▸ **EXERCISE DESCRIPTION**
Every entry must be duplicated precisely as written.

▸ **MATERIAL SUPPLIED**
......

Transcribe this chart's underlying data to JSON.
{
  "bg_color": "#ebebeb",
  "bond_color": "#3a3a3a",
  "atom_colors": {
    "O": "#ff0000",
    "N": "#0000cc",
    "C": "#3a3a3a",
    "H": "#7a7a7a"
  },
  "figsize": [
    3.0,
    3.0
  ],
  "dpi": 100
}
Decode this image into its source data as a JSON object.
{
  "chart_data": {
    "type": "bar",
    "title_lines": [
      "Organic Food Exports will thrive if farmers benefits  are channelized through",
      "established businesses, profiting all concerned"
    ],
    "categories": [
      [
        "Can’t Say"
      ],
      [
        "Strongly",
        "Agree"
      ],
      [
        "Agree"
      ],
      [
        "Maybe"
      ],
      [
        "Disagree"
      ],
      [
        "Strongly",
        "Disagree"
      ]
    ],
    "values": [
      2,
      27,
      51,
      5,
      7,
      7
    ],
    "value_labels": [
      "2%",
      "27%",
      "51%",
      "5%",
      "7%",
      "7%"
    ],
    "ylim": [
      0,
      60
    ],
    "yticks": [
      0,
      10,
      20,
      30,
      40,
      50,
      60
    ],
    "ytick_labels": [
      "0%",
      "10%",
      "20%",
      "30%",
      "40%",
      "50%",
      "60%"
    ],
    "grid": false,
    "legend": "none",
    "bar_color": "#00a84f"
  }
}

......

▸ **WRITTEN RESPONSE**
Transcribe this chart's underlying data to JSON.
{
  "bg_color": "#ebebeb",
  "bond_color": "#3a3a3a",
  "atom_colors": {
    "O": "#ff0000",
    "N": "#0000cc",
    "C": "#3a3a3a",
    "H": "#7a7a7a"
  },
  "figsize": [
    3.0,
    3.0
  ],
  "dpi": 100
}
Decode this image into its source data as a JSON object.
{
  "chart_data": {
    "type": "bar",
    "title_lines": [
      "Organic Food Exports will thrive if farmers benefits  are channelized through",
      "established businesses, profiting all concerned"
    ],
    "categories": [
      [
        "Can’t Say"
      ],
      [
        "Strongly",
        "Agree"
      ],
      [
        "Agree"
      ],
      [
        "Maybe"
      ],
      [
        "Disagree"
      ],
      [
        "Strongly",
        "Disagree"
      ]
    ],
    "values": [
      2,
      27,
      51,
      5,
      7,
      7
    ],
    "value_labels": [
      "2%",
      "27%",
      "51%",
      "5%",
      "7%",
      "7%"
    ],
    "ylim": [
      0,
      60
    ],
    "yticks": [
      0,
      10,
      20,
      30,
      40,
      50,
      60
    ],
    "ytick_labels": [
      "0%",
      "10%",
      "20%",
      "30%",
      "40%",
      "50%",
      "60%"
    ],
    "grid": false,
    "legend": "none",
    "bar_color": "#00a84f"
  }
}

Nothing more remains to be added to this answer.